Short task:
Pull every line with the word "biên" out of the entries below.

Material for this task:
----
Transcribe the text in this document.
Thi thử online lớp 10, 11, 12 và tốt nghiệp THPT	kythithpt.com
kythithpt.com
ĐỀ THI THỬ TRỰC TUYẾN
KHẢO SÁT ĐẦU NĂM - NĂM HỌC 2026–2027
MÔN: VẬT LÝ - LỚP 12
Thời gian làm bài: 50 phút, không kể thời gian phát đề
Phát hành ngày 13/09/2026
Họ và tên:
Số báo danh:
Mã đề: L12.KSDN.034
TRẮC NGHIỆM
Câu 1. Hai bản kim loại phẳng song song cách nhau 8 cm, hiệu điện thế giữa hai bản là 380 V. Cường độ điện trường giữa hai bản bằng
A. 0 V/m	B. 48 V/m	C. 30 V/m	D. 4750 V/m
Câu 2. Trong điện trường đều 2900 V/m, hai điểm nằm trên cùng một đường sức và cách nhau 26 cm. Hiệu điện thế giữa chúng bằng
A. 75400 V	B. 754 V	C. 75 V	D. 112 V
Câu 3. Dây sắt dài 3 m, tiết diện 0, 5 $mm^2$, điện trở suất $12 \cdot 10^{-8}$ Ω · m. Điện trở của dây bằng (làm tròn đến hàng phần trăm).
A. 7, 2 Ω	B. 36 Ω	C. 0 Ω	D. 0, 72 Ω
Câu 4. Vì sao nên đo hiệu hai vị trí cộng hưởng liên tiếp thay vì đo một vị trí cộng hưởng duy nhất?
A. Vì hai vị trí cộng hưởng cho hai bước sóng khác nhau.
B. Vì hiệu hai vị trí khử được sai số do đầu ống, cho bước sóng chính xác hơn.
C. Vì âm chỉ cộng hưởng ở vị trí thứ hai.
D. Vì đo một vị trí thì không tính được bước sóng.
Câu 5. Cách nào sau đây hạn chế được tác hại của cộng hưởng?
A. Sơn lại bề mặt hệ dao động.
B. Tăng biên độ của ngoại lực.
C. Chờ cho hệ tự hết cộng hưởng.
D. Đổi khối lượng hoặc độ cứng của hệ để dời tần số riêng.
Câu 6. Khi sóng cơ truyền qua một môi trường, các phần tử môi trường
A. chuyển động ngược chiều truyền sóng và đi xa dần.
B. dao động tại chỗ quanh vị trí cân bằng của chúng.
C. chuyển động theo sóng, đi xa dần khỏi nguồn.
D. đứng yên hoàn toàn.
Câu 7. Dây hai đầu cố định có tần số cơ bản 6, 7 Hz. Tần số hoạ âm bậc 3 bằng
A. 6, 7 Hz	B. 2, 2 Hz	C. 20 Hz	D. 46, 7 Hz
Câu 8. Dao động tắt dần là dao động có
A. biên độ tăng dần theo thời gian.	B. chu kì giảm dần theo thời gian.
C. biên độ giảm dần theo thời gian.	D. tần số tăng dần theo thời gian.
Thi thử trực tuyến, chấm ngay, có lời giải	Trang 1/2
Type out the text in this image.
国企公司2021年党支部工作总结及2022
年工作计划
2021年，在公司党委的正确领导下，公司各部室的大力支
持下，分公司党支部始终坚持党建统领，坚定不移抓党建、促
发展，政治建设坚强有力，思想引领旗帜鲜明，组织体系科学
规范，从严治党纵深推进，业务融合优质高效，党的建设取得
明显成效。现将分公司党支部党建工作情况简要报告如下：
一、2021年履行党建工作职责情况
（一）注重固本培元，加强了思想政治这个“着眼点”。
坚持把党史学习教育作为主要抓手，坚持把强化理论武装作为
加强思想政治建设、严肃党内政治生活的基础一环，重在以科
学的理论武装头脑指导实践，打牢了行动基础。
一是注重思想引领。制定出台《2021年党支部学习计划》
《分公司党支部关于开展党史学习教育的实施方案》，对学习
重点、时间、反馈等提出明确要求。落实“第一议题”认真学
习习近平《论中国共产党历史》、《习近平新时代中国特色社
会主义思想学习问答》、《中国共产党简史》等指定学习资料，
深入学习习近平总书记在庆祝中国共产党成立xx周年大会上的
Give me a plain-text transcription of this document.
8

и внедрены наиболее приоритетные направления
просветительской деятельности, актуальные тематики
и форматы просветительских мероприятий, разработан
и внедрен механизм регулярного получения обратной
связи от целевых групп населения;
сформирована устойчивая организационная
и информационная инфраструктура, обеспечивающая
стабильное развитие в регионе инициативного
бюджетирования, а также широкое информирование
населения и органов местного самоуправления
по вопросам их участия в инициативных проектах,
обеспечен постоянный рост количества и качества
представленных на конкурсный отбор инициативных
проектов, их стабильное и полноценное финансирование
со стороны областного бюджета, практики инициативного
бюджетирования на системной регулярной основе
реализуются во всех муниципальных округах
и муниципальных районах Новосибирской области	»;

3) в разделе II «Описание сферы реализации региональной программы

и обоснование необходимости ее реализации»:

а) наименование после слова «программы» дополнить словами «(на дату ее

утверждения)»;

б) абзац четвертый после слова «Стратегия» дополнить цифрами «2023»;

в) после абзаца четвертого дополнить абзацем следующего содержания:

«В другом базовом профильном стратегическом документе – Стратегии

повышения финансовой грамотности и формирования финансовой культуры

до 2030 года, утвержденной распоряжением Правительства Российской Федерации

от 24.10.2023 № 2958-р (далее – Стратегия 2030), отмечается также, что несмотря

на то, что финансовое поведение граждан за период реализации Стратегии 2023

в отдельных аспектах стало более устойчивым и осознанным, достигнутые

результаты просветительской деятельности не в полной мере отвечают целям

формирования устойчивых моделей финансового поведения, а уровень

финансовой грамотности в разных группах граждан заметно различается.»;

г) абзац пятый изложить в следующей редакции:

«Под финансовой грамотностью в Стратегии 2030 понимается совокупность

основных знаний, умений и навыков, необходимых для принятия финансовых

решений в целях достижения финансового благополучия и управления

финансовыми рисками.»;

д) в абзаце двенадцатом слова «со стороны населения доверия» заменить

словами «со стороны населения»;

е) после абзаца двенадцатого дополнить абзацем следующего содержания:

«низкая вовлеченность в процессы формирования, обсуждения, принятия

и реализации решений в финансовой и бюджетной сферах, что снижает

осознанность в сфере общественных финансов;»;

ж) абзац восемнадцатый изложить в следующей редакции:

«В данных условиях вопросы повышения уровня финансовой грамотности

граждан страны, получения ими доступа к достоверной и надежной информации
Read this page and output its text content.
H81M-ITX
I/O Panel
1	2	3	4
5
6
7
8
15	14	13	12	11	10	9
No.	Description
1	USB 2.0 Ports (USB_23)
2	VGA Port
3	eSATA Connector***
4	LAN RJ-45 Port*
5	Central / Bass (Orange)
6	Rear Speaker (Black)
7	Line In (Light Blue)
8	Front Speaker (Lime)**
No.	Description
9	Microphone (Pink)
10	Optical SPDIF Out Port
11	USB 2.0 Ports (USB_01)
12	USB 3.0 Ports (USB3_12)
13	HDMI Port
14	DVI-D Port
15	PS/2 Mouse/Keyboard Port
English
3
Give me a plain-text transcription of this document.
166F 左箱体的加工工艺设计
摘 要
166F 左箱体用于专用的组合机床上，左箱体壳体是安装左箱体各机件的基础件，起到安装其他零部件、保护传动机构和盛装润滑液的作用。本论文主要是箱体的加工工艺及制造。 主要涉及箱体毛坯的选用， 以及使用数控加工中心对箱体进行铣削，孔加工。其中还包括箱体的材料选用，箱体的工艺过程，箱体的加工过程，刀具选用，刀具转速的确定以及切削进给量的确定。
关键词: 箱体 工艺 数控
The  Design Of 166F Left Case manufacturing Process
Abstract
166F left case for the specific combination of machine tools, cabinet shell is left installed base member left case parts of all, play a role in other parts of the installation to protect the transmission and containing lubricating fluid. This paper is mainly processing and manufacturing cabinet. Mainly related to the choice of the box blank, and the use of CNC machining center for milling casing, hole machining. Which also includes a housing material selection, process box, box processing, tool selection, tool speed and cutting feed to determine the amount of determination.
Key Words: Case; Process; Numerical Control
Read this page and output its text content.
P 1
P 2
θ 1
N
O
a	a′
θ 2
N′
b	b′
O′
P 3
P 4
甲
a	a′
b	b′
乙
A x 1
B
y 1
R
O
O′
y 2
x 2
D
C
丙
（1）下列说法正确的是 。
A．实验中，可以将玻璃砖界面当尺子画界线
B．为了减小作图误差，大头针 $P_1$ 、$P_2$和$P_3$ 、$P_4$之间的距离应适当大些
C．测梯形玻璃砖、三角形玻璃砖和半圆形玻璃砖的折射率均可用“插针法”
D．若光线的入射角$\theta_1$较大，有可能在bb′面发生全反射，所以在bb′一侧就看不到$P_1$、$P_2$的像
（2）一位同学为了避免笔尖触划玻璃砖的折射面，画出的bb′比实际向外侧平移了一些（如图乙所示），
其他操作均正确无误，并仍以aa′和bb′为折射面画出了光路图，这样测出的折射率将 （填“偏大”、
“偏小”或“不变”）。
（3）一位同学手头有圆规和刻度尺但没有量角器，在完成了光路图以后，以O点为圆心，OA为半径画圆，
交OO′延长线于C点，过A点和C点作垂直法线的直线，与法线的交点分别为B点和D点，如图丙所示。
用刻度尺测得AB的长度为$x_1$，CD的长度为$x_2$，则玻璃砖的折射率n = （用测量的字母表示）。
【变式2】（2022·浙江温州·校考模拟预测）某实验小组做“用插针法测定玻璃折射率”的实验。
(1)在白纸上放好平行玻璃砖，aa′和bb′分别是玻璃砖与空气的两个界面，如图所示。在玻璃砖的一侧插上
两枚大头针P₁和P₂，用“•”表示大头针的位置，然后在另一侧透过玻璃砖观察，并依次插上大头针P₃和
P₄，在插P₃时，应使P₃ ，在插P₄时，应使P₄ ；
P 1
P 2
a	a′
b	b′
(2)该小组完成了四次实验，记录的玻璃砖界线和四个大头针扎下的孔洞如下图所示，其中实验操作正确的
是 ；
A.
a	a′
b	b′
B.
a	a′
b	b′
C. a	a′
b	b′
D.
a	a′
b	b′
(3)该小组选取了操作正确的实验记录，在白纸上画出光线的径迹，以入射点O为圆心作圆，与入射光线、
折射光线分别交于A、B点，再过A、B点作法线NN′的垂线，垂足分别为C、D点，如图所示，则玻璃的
----
Exercise output:
B. Tăng biên độ của ngoại lực.
A. biên độ tăng dần theo thời gian.	B. chu kì giảm dần theo thời gian.
C. biên độ giảm dần theo thời gian.	D. tần số tăng dần theo thời gian.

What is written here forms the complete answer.